### Что предстоит сделать
a: Переведите на английский язык предложение из отрывка о Толстом: «Он, кажется, сказал нам о себе все, что только имел сказать, и мы о нем знаем все, что он сам знает о себе».
b: Согласуются ли с отрывком о Толстом следующие утверждения: (i) Софья Андреевна писала брату в начале 1881 года; (ii) «Детство, Отрочество и Юность» написаны сорокалетним писателем; (iii) обязанности в расписании были разделены на две группы? На каждое ответьте «да» или «нет» и приведите решающие слова отрывка в точной цитате.
c: Продолжите отрывок о Толстом, начав сразу после его последнего предложения.

### Отрывок
Столь же определенно свидетельство жены его, графини Софьи Андреевны Толстой:
«Если бы ты знал и слышал теперь Левочку! — писала она брату в начале 1881 года. — Он много изменился. Он стал христианин и самый искренний и твердый».
Трудно было бы усомниться в столь сильных и достоверных свидетельствах, если бы у нас не было источника еще более достоверного — собственных художественных произведений Л. Толстого, которые в сущности, от первого до последнего, не что иное, как один огромный пятидесятилетний дневник, одна бесконечно подробная «исповедь». В литературе всех веков и народов едва ли найдется другой писатель, который обнажал бы самую частную, личную, иногда щекотливую сторону жизни своей с такою великодушною или беззастенчивою откровенностью, как Толстой. Он, кажется, сказал нам о себе все, что только имел сказать, и мы о нем знаем все, что он сам знает о себе.
К этой-то художественной и, следовательно, непреднамеренной, непроизвольной исповеди нельзя не обратиться, решая вопрос о действительном значении религиозного переворота, происшедшего в нем в пятидесятые, то есть уже в предстарческие годы его жизни.
В первом произведении своем, в «Детстве, Отрочестве и Юности», книге, написанной двадцатилетним юношей, рассказывает он свои еще свежие воспоминания из четырнадцати- или пятнадцатилетнего возраста.
«В продолжение года, во время которого я вел уединенную, сосредоточенную в самом себе, моральную жизнь, все отвлеченные вопросы о назначении человека, о будущей жизни, о бессмертии души уже представились мне; и детский слабый ум мой со всем жаром неопытности старался уяснить те вопросы, предложение которых составляет высшую ступень, до которой может достигать ум человека…»
Однажды весенним утром, помогая слуге выставлять рамы на окнах, почувствовал он внезапную радость и умиление христианского самопожертвования:
«Мне хотелось измучиться, оказывая эту услугу Николаю». «Как дурен я был прежде, как я мог бы и могу быть хорош и счастлив в будущем! — говорил я сам себе. — Надо скорей, скорей, сию же минуту сделаться другим человеком и начать жить иначе».
«Исправить все человечество, уничтожить все пороки и несчастия людские» — стало ему казаться «удобоисполнимою вещью». И он решил «написать себе на всю жизнь расписание своих обязанностей и занятий, изложить на бумаге цель своей жизни и правила, по которым всегда уже, не отступая, действовать». Он тотчас пошел к себе наверх, достал лист писчей бумаги, разлиновал ее и, разделив обязанности к самому себе, к ближним и к Богу, начал записывать.

### Исходные записи
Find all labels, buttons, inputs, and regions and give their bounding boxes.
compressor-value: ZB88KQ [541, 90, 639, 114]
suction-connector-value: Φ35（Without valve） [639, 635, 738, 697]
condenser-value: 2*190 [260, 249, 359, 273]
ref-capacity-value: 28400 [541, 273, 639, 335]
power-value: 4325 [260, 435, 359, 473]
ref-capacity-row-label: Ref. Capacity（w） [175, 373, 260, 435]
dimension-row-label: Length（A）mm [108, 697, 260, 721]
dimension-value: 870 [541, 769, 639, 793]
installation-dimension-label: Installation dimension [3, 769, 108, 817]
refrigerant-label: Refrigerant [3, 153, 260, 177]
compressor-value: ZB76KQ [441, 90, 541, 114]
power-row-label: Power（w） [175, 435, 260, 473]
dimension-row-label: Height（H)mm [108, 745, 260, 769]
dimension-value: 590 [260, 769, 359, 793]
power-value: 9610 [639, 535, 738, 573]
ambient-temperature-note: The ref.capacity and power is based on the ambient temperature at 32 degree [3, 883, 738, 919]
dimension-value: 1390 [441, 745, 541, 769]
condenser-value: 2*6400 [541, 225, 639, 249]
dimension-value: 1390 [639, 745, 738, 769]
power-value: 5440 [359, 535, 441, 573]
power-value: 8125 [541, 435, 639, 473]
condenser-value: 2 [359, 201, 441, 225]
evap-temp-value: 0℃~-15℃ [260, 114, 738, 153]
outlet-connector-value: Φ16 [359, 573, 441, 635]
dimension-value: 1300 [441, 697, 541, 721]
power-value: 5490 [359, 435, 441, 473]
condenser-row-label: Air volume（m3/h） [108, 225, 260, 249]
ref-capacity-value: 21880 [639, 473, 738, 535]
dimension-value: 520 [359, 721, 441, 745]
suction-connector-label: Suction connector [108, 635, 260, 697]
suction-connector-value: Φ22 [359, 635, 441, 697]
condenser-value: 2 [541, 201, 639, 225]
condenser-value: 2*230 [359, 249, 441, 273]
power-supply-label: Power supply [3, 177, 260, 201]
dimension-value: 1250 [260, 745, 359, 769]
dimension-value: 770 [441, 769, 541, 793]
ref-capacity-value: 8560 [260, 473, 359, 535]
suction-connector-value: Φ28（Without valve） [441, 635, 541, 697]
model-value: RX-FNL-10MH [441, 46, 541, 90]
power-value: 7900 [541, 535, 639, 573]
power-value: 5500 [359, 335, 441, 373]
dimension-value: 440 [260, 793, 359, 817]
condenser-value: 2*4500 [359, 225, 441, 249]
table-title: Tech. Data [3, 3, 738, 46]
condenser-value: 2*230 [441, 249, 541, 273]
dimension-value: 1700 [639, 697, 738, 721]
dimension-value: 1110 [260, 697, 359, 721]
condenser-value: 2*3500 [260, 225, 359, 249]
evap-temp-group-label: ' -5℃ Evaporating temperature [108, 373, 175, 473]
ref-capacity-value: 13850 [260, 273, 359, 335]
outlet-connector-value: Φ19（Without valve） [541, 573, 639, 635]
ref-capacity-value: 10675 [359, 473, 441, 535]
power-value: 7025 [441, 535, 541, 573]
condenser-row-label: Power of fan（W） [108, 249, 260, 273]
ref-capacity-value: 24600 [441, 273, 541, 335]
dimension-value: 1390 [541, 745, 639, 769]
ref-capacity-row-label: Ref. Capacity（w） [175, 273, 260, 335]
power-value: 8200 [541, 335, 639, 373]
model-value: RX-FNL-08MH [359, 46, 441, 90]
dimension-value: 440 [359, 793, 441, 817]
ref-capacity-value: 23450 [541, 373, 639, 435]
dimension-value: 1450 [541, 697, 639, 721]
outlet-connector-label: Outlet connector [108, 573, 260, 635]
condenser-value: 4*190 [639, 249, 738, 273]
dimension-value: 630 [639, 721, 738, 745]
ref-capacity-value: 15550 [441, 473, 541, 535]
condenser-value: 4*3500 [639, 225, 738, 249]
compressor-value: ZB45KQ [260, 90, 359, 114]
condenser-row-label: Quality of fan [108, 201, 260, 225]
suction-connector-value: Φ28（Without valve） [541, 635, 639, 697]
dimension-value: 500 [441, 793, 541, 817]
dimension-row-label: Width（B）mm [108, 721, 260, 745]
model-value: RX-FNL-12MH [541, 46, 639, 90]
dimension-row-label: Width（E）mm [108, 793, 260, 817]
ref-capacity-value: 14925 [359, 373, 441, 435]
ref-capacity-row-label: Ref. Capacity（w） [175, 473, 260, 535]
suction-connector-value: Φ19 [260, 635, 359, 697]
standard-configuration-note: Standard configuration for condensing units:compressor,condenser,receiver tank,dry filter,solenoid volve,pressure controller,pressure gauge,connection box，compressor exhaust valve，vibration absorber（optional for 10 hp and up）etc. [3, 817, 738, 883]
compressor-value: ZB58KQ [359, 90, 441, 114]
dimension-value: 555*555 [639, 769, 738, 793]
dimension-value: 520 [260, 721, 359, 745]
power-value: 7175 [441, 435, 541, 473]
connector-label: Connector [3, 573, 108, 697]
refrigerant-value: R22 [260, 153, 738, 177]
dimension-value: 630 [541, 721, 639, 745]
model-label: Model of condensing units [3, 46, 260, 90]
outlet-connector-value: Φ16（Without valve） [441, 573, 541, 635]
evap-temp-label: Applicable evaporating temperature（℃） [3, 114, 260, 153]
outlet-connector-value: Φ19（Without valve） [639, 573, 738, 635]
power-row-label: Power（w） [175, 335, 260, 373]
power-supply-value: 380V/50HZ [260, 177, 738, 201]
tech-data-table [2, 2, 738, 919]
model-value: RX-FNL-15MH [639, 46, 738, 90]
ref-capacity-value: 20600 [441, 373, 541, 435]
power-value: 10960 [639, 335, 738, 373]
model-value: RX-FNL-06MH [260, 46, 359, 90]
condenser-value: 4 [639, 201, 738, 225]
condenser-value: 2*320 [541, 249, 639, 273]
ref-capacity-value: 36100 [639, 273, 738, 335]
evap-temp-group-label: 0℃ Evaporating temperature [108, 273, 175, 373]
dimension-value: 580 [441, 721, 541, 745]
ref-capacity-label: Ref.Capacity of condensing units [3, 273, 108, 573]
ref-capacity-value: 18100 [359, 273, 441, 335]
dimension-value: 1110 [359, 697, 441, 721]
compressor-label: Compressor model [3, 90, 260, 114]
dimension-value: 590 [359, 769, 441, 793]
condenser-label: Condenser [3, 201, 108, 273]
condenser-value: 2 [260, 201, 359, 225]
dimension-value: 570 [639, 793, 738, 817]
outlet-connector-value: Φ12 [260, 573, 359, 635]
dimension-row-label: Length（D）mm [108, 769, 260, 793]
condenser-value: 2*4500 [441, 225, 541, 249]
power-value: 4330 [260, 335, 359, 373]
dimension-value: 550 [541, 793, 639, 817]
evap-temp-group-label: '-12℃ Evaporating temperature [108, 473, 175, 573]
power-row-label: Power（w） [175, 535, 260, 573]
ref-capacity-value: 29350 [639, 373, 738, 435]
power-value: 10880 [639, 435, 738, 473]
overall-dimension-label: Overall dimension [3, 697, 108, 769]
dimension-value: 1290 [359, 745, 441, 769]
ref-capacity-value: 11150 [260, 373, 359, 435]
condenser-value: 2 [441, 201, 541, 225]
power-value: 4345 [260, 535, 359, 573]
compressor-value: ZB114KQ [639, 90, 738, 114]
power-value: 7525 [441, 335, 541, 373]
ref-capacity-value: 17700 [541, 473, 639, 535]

### Ответы к заданиям
a: He seems to have told us everything about himself that he had to tell, and we know everything about him that he himself knows about himself.

b:
(i) Да: «писала она брату в начале 1881 года».
(ii) Нет: «книге, написанной двадцатилетним юношей».
(iii) Нет: «разделив обязанности к самому себе, к ближним и к Богу».

c:
С грустною, почти жуткою и все-таки слишком поверхностною насмешкою, как будто не подозревая всей глубины и болезненности того, что с ним происходило, рассказывает он свои тогдашние, по слову апостола Иакова, двоящиеся мысли. Получается странное впечатление: как будто в нем два сердца, два человека. Один, вследствие христианских мыслей о смерти, чтобы приучить себя к страданию, «несмотря на страшную боль, держал по пяти минут в вытянутых руках лексиконы Татищева или уходил в чулан и веревкой стегал себя по голой спине так больно, что слезы невольно выступали на глазах»; другой, вследствие тех же мыслей о смерти, вспомнив вдруг, что смерть ожидает его каждый час, каждую минуту, решал бросить уроки… и дня три «занимался только тем, что, лежа на постели, наслаждался чтением какого-нибудь романа и едою пряников с кроновским медом, которые покупал на последние гроши». Один Лев Толстой сознательный, добрый и слабый, смиряется, кается, питает отвращение к себе, к своей порочности; другой — бессознательный, злой и сильный, «воображает себя великим человеком, открывающим для блага всего человечества новые истины, и с гордым сознанием своего достоинства смотрит на остальных смертных», находя особое, утонченное, как бы сладострастное, наслаждение гордости даже в отвращении к себе, самоуничижении, самобичевании.